--- START ---
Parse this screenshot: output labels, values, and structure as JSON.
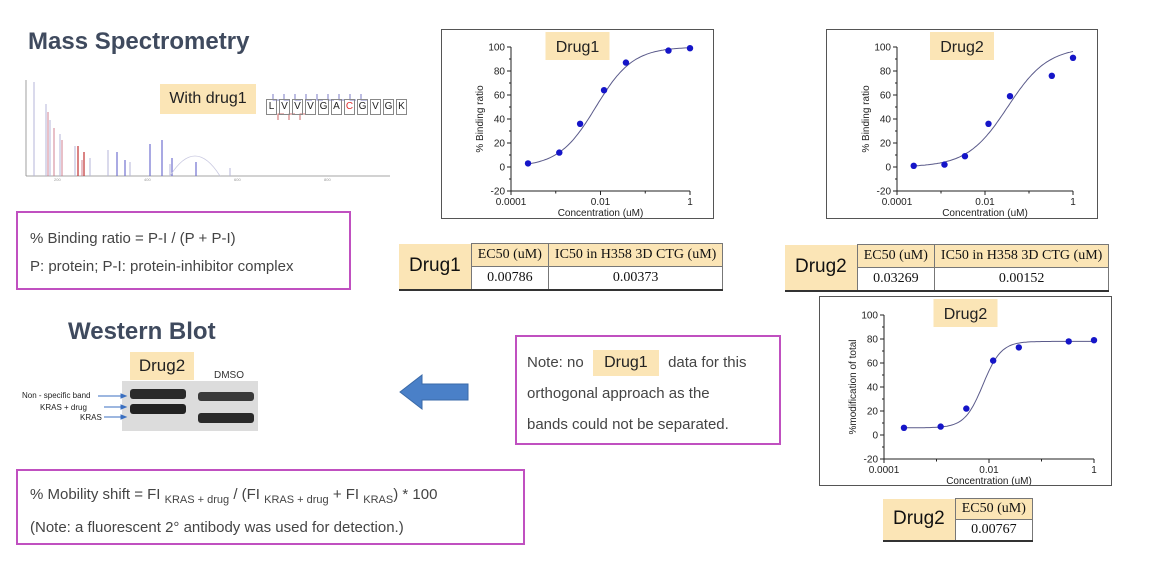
{
  "ms": {
    "title": "Mass Spectrometry",
    "tag": "With drug1",
    "peptide": [
      "L",
      "V",
      "V",
      "V",
      "G",
      "A",
      "C",
      "G",
      "V",
      "G",
      "K"
    ],
    "modified_residue_color": "#e03030"
  },
  "binding_formula": {
    "line1": "% Binding ratio = P-I / (P + P-I)",
    "line2": "P: protein; P-I: protein-inhibitor complex"
  },
  "wb": {
    "title": "Western Blot",
    "tag": "Drug2",
    "lane2": "DMSO",
    "labels": [
      "Non - specific band",
      "KRAS + drug",
      "KRAS"
    ]
  },
  "arrow": {
    "color": "#4a80c8",
    "direction": "left"
  },
  "note": {
    "pre": "Note: no",
    "drug": "Drug1",
    "post": "data for this",
    "line2": "orthogonal approach as the",
    "line3": "bands could not be separated."
  },
  "mobility": {
    "prefix": "% Mobility shift = FI",
    "sub1": "KRAS + drug",
    "mid1": "/ (FI",
    "sub2": "KRAS + drug",
    "mid2": "+ FI",
    "sub3": "KRAS",
    "suffix": ") * 100",
    "note": "(Note: a fluorescent 2° antibody was used for detection.)"
  },
  "tables": {
    "drug1": {
      "label": "Drug1",
      "h1": "EC50 (uM)",
      "h2": "IC50 in H358 3D CTG (uM)",
      "v1": "0.00786",
      "v2": "0.00373"
    },
    "drug2": {
      "label": "Drug2",
      "h1": "EC50 (uM)",
      "h2": "IC50 in H358 3D CTG (uM)",
      "v1": "0.03269",
      "v2": "0.00152"
    },
    "drug2b": {
      "label": "Drug2",
      "h1": "EC50 (uM)",
      "v1": "0.00767"
    }
  },
  "chart_data": [
    {
      "type": "scatter",
      "title": "Drug1",
      "xlabel": "Concentration (uM)",
      "ylabel": "% Binding ratio",
      "xscale": "log",
      "xlim": [
        0.0001,
        1
      ],
      "ylim": [
        -20,
        100
      ],
      "xticks": [
        "0.0001",
        "0.01",
        "1"
      ],
      "yticks": [
        -20,
        0,
        20,
        40,
        60,
        80,
        100
      ],
      "x": [
        0.00024,
        0.0012,
        0.0035,
        0.012,
        0.037,
        0.33,
        1.0
      ],
      "y": [
        3,
        12,
        36,
        64,
        87,
        97,
        99
      ],
      "fit": {
        "bottom": 0,
        "top": 100,
        "ec50": 0.00786,
        "hill": 1.05
      },
      "color": "#1515c8"
    },
    {
      "type": "scatter",
      "title": "Drug2",
      "xlabel": "Concentration (uM)",
      "ylabel": "% Binding ratio",
      "xscale": "log",
      "xlim": [
        0.0001,
        1
      ],
      "ylim": [
        -20,
        100
      ],
      "xticks": [
        "0.0001",
        "0.01",
        "1"
      ],
      "yticks": [
        -20,
        0,
        20,
        40,
        60,
        80,
        100
      ],
      "x": [
        0.00024,
        0.0012,
        0.0035,
        0.012,
        0.037,
        0.33,
        1.0
      ],
      "y": [
        1,
        2,
        9,
        36,
        59,
        76,
        91
      ],
      "fit": {
        "bottom": 0,
        "top": 100,
        "ec50": 0.03269,
        "hill": 0.95
      },
      "color": "#1515c8"
    },
    {
      "type": "scatter",
      "title": "Drug2",
      "xlabel": "Concentration (uM)",
      "ylabel": "%modification of total",
      "xscale": "log",
      "xlim": [
        0.0001,
        1
      ],
      "ylim": [
        -20,
        100
      ],
      "xticks": [
        "0.0001",
        "0.01",
        "1"
      ],
      "yticks": [
        -20,
        0,
        20,
        40,
        60,
        80,
        100
      ],
      "x": [
        0.00024,
        0.0012,
        0.0037,
        0.012,
        0.037,
        0.33,
        1.0
      ],
      "y": [
        6,
        7,
        22,
        62,
        73,
        78,
        79
      ],
      "fit": {
        "bottom": 6,
        "top": 78,
        "ec50": 0.00767,
        "hill": 2.5
      },
      "color": "#1515c8"
    }
  ]
}
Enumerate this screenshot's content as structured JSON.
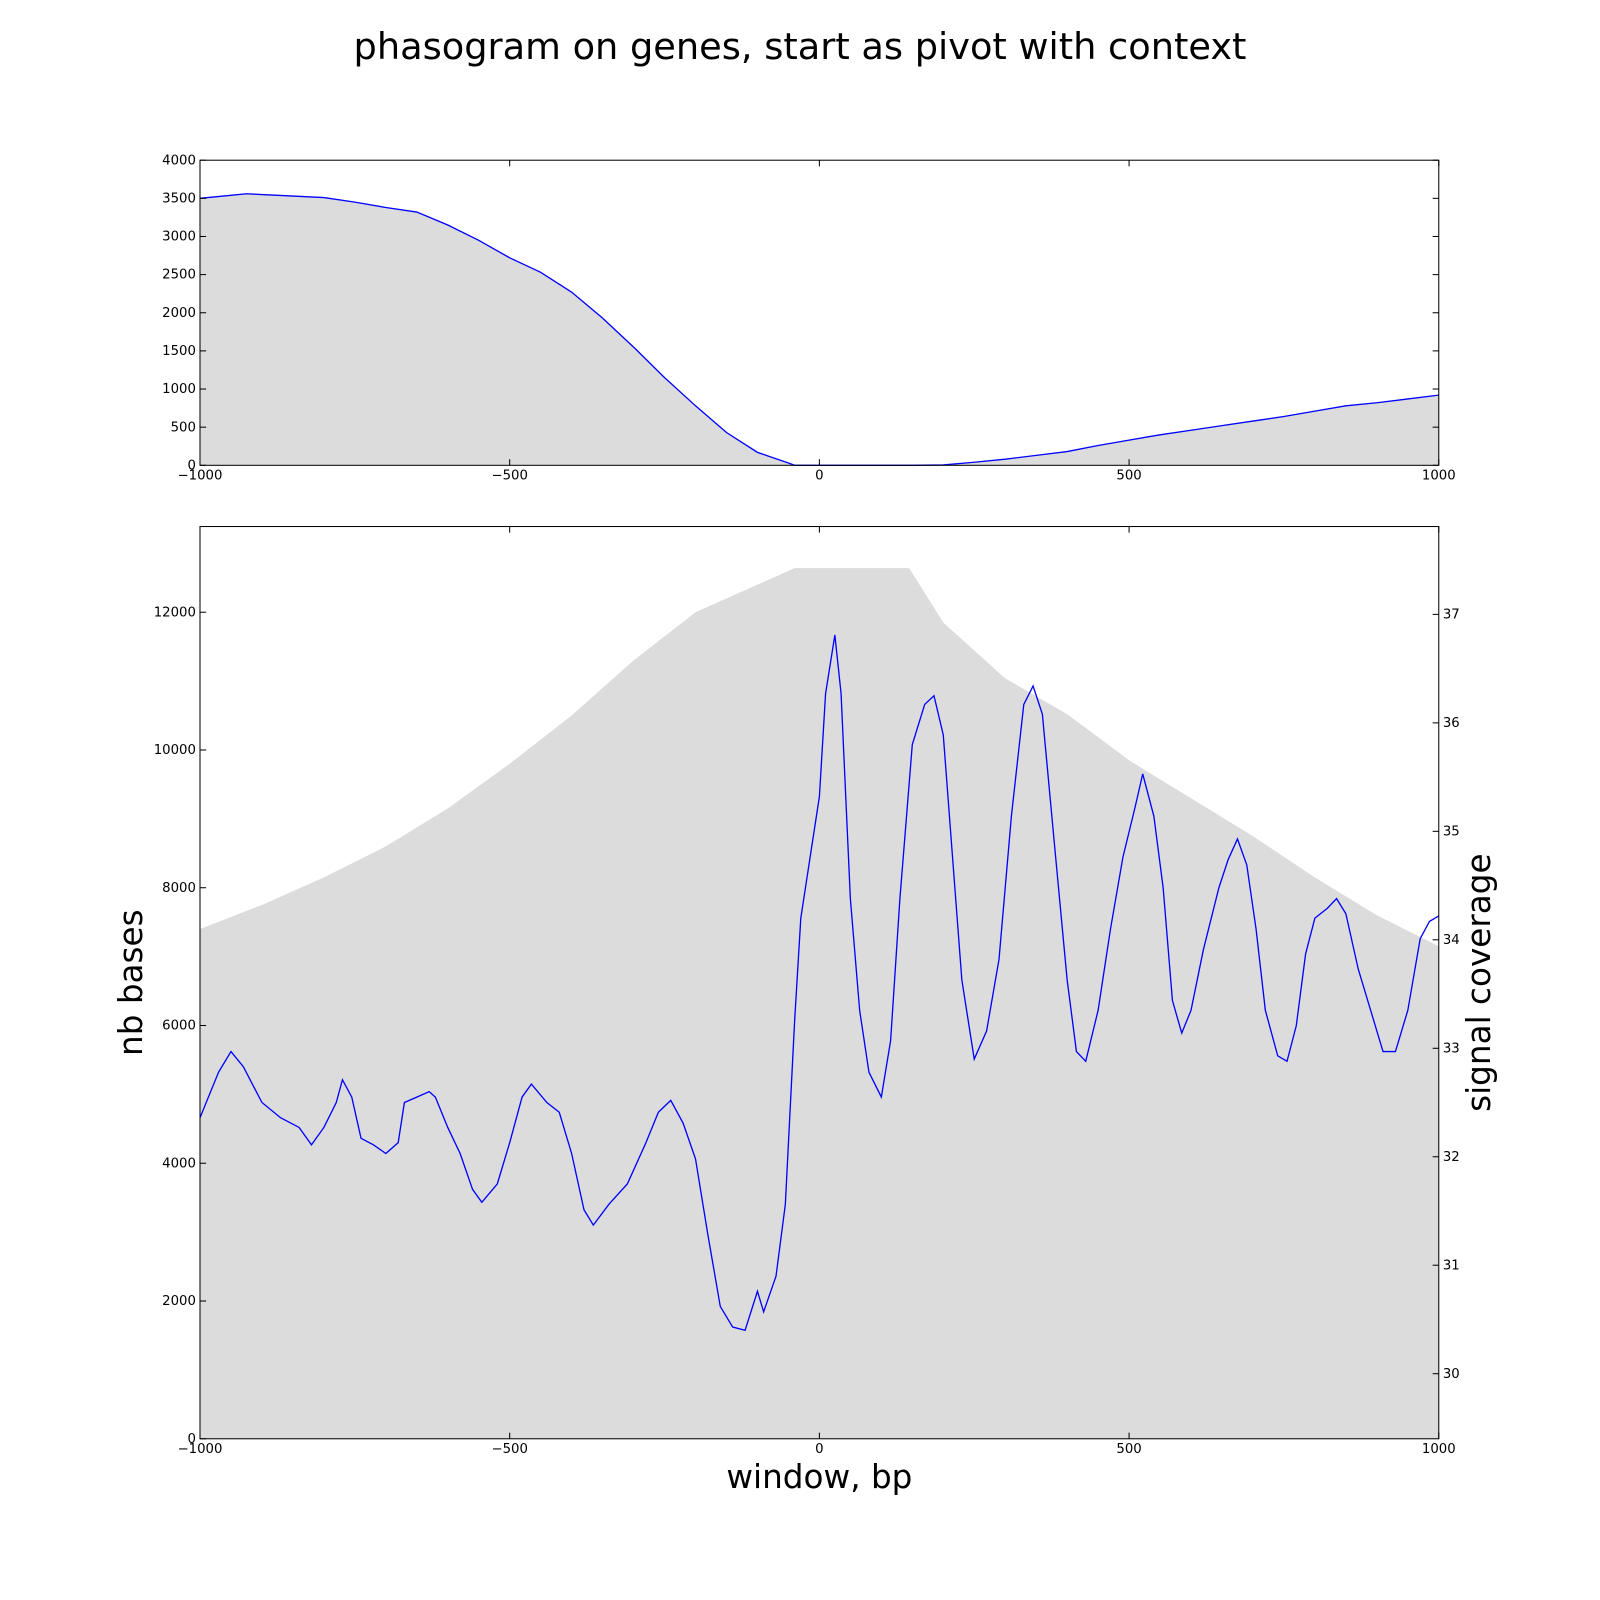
--- END ---
Directions for this task:
The word "labels" may occur in lines of the data above; say how many lines hold it, giving only the number.

Answer to this task:
2